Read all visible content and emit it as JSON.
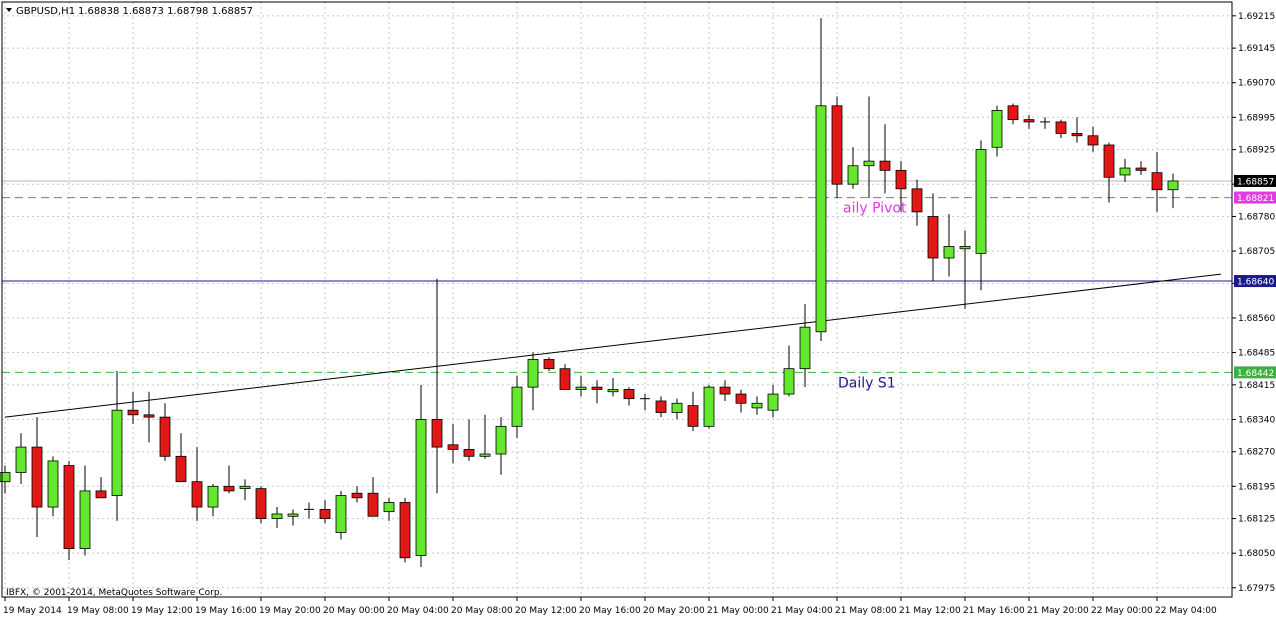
{
  "header": {
    "symbol_label": "GBPUSD,H1",
    "ohlc_label": "1.68838 1.68873 1.68798 1.68857"
  },
  "copyright": "IBFX, © 2001-2014, MetaQuotes Software Corp.",
  "colors": {
    "bull": "#66e62e",
    "bear": "#e01818",
    "wick": "#000000",
    "grid": "#c8c8c8",
    "pivot": "#e03ce0",
    "s1": "#3cb043",
    "resistance": "#1a1a8c",
    "price_marker": "#000000"
  },
  "chart_data": {
    "type": "candlestick",
    "symbol": "GBPUSD",
    "timeframe": "H1",
    "ylim": [
      1.67955,
      1.69245
    ],
    "y_ticks": [
      "1.69215",
      "1.69145",
      "1.69070",
      "1.68995",
      "1.68925",
      "1.68850",
      "1.68780",
      "1.68705",
      "1.68635",
      "1.68560",
      "1.68485",
      "1.68415",
      "1.68340",
      "1.68270",
      "1.68195",
      "1.68125",
      "1.68050",
      "1.67975"
    ],
    "x_labels": [
      "19 May 2014",
      "19 May 08:00",
      "19 May 12:00",
      "19 May 16:00",
      "19 May 20:00",
      "20 May 00:00",
      "20 May 04:00",
      "20 May 08:00",
      "20 May 12:00",
      "20 May 16:00",
      "20 May 20:00",
      "21 May 00:00",
      "21 May 04:00",
      "21 May 08:00",
      "21 May 12:00",
      "21 May 16:00",
      "21 May 20:00",
      "22 May 00:00",
      "22 May 04:00"
    ],
    "candles": [
      [
        1.68205,
        1.6824,
        1.6818,
        1.68225
      ],
      [
        1.68225,
        1.6831,
        1.682,
        1.6828
      ],
      [
        1.6828,
        1.68345,
        1.68085,
        1.6815
      ],
      [
        1.6815,
        1.6826,
        1.6813,
        1.6825
      ],
      [
        1.6824,
        1.6825,
        1.68035,
        1.6806
      ],
      [
        1.6806,
        1.6824,
        1.68045,
        1.68185
      ],
      [
        1.68185,
        1.68215,
        1.6817,
        1.6817
      ],
      [
        1.68175,
        1.68445,
        1.6812,
        1.6836
      ],
      [
        1.6836,
        1.684,
        1.6833,
        1.6835
      ],
      [
        1.6835,
        1.684,
        1.6829,
        1.68345
      ],
      [
        1.68345,
        1.68375,
        1.6825,
        1.6826
      ],
      [
        1.6826,
        1.6831,
        1.68205,
        1.68205
      ],
      [
        1.68205,
        1.6828,
        1.6812,
        1.6815
      ],
      [
        1.6815,
        1.682,
        1.6813,
        1.68195
      ],
      [
        1.68195,
        1.6824,
        1.6818,
        1.68185
      ],
      [
        1.6819,
        1.6821,
        1.68165,
        1.68195
      ],
      [
        1.6819,
        1.68195,
        1.68115,
        1.68125
      ],
      [
        1.68125,
        1.6815,
        1.68105,
        1.68135
      ],
      [
        1.6813,
        1.68145,
        1.6811,
        1.68135
      ],
      [
        1.68145,
        1.6816,
        1.68125,
        1.68145
      ],
      [
        1.68145,
        1.68165,
        1.68115,
        1.68125
      ],
      [
        1.68095,
        1.68185,
        1.6808,
        1.68175
      ],
      [
        1.6818,
        1.68195,
        1.6816,
        1.6817
      ],
      [
        1.6818,
        1.68215,
        1.6813,
        1.6813
      ],
      [
        1.6814,
        1.6817,
        1.6812,
        1.6816
      ],
      [
        1.6816,
        1.6817,
        1.6803,
        1.6804
      ],
      [
        1.68045,
        1.68415,
        1.6802,
        1.6834
      ],
      [
        1.6834,
        1.68645,
        1.6818,
        1.6828
      ],
      [
        1.68285,
        1.6833,
        1.68245,
        1.68275
      ],
      [
        1.68275,
        1.6834,
        1.6825,
        1.6826
      ],
      [
        1.6826,
        1.6835,
        1.68255,
        1.68265
      ],
      [
        1.68265,
        1.68345,
        1.6822,
        1.68325
      ],
      [
        1.68325,
        1.68435,
        1.683,
        1.6841
      ],
      [
        1.6841,
        1.68485,
        1.6836,
        1.6847
      ],
      [
        1.6847,
        1.68475,
        1.68445,
        1.6845
      ],
      [
        1.6845,
        1.6846,
        1.6841,
        1.68405
      ],
      [
        1.68405,
        1.68435,
        1.6839,
        1.6841
      ],
      [
        1.6841,
        1.68425,
        1.68375,
        1.68405
      ],
      [
        1.684,
        1.6843,
        1.6839,
        1.68405
      ],
      [
        1.68405,
        1.6841,
        1.6837,
        1.68385
      ],
      [
        1.68385,
        1.68395,
        1.6836,
        1.68385
      ],
      [
        1.6838,
        1.6839,
        1.68345,
        1.68355
      ],
      [
        1.68355,
        1.68385,
        1.6834,
        1.68375
      ],
      [
        1.6837,
        1.684,
        1.68315,
        1.68325
      ],
      [
        1.68325,
        1.68415,
        1.6832,
        1.6841
      ],
      [
        1.6841,
        1.68425,
        1.6838,
        1.68395
      ],
      [
        1.68395,
        1.68405,
        1.68355,
        1.68375
      ],
      [
        1.68365,
        1.6839,
        1.6835,
        1.68375
      ],
      [
        1.6836,
        1.68415,
        1.68345,
        1.68395
      ],
      [
        1.68395,
        1.685,
        1.6839,
        1.6845
      ],
      [
        1.6845,
        1.6859,
        1.6841,
        1.6854
      ],
      [
        1.6853,
        1.6921,
        1.6851,
        1.6902
      ],
      [
        1.6902,
        1.6904,
        1.6882,
        1.6885
      ],
      [
        1.6885,
        1.6893,
        1.6884,
        1.6889
      ],
      [
        1.6889,
        1.6904,
        1.6882,
        1.689
      ],
      [
        1.689,
        1.6898,
        1.6883,
        1.6888
      ],
      [
        1.6888,
        1.689,
        1.6879,
        1.6884
      ],
      [
        1.6884,
        1.6886,
        1.6876,
        1.6879
      ],
      [
        1.6878,
        1.6883,
        1.6864,
        1.6869
      ],
      [
        1.6869,
        1.68785,
        1.6865,
        1.68715
      ],
      [
        1.6871,
        1.6875,
        1.6858,
        1.68715
      ],
      [
        1.687,
        1.68945,
        1.6862,
        1.68925
      ],
      [
        1.6893,
        1.6902,
        1.6891,
        1.6901
      ],
      [
        1.6902,
        1.69025,
        1.6898,
        1.6899
      ],
      [
        1.6899,
        1.69,
        1.6897,
        1.68985
      ],
      [
        1.68985,
        1.68995,
        1.6897,
        1.68985
      ],
      [
        1.68985,
        1.6899,
        1.6895,
        1.6896
      ],
      [
        1.6896,
        1.68995,
        1.6894,
        1.68955
      ],
      [
        1.68955,
        1.68975,
        1.6892,
        1.68935
      ],
      [
        1.68935,
        1.6894,
        1.6881,
        1.68865
      ],
      [
        1.6887,
        1.68905,
        1.68855,
        1.68885
      ],
      [
        1.68885,
        1.689,
        1.6887,
        1.6888
      ],
      [
        1.68875,
        1.6892,
        1.6879,
        1.68838
      ],
      [
        1.68838,
        1.68873,
        1.68798,
        1.68857
      ]
    ],
    "levels": [
      {
        "name": "Daily Pivot",
        "value": 1.68821,
        "label": "1.68821",
        "style": "dashed",
        "color_key": "pivot"
      },
      {
        "name": "Daily S1",
        "value": 1.68442,
        "label": "1.68442",
        "style": "dashed",
        "color_key": "s1"
      },
      {
        "name": "",
        "value": 1.6864,
        "label": "1.68640",
        "style": "solid",
        "color_key": "resistance"
      }
    ],
    "current_price": {
      "value": 1.68857,
      "label": "1.68857"
    },
    "annotations": [
      {
        "text": "aily Pivot",
        "level": 1.68821,
        "color_key": "pivot"
      },
      {
        "text": "Daily S1",
        "level": 1.68442,
        "color_key": "resistance"
      }
    ],
    "trendline": {
      "points": [
        [
          0,
          1.68345
        ],
        [
          76,
          1.68655
        ]
      ]
    }
  }
}
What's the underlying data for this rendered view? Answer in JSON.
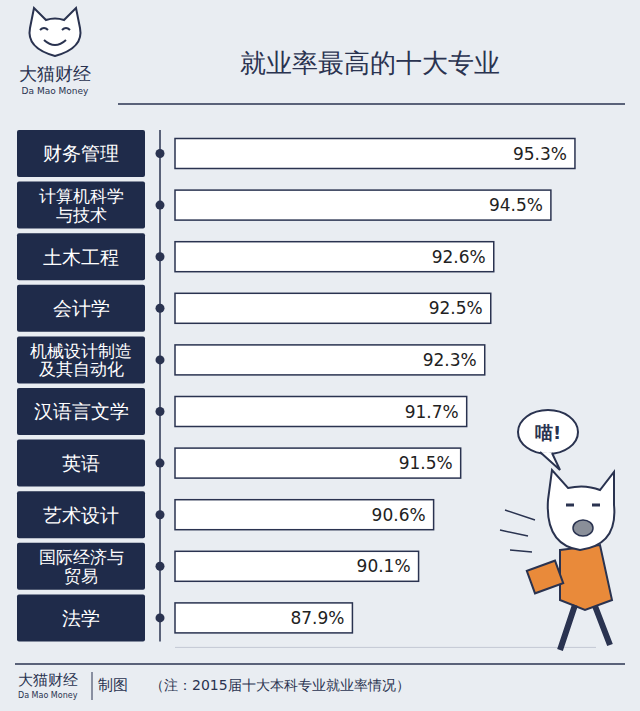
{
  "chart_data": {
    "type": "bar",
    "orientation": "horizontal",
    "title": "就业率最高的十大专业",
    "categories": [
      "财务管理",
      "计算机科学\n与技术",
      "土木工程",
      "会计学",
      "机械设计制造\n及其自动化",
      "汉语言文学",
      "英语",
      "艺术设计",
      "国际经济与\n贸易",
      "法学"
    ],
    "values": [
      95.3,
      94.5,
      92.6,
      92.5,
      92.3,
      91.7,
      91.5,
      90.6,
      90.1,
      87.9
    ],
    "value_labels": [
      "95.3%",
      "94.5%",
      "92.6%",
      "92.5%",
      "92.3%",
      "91.7%",
      "91.5%",
      "90.6%",
      "90.1%",
      "87.9%"
    ],
    "data_labels": true,
    "tick_labels": "y",
    "color": "#ffffff",
    "xlim": [
      82,
      96
    ],
    "annotations": [
      "喵!"
    ]
  },
  "branding": {
    "name": "大猫财经",
    "name_en": "Da Mao Money"
  },
  "footer": {
    "credit": "制图",
    "note": "（注：2015届十大本科专业就业率情况）"
  }
}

※

- **What to produce**
From the data above, copy each line that has the string "JSON".

- **Answer**
Read all visible content and emit it as JSON.
What's the underlying data for this rendered view? Answer in JSON.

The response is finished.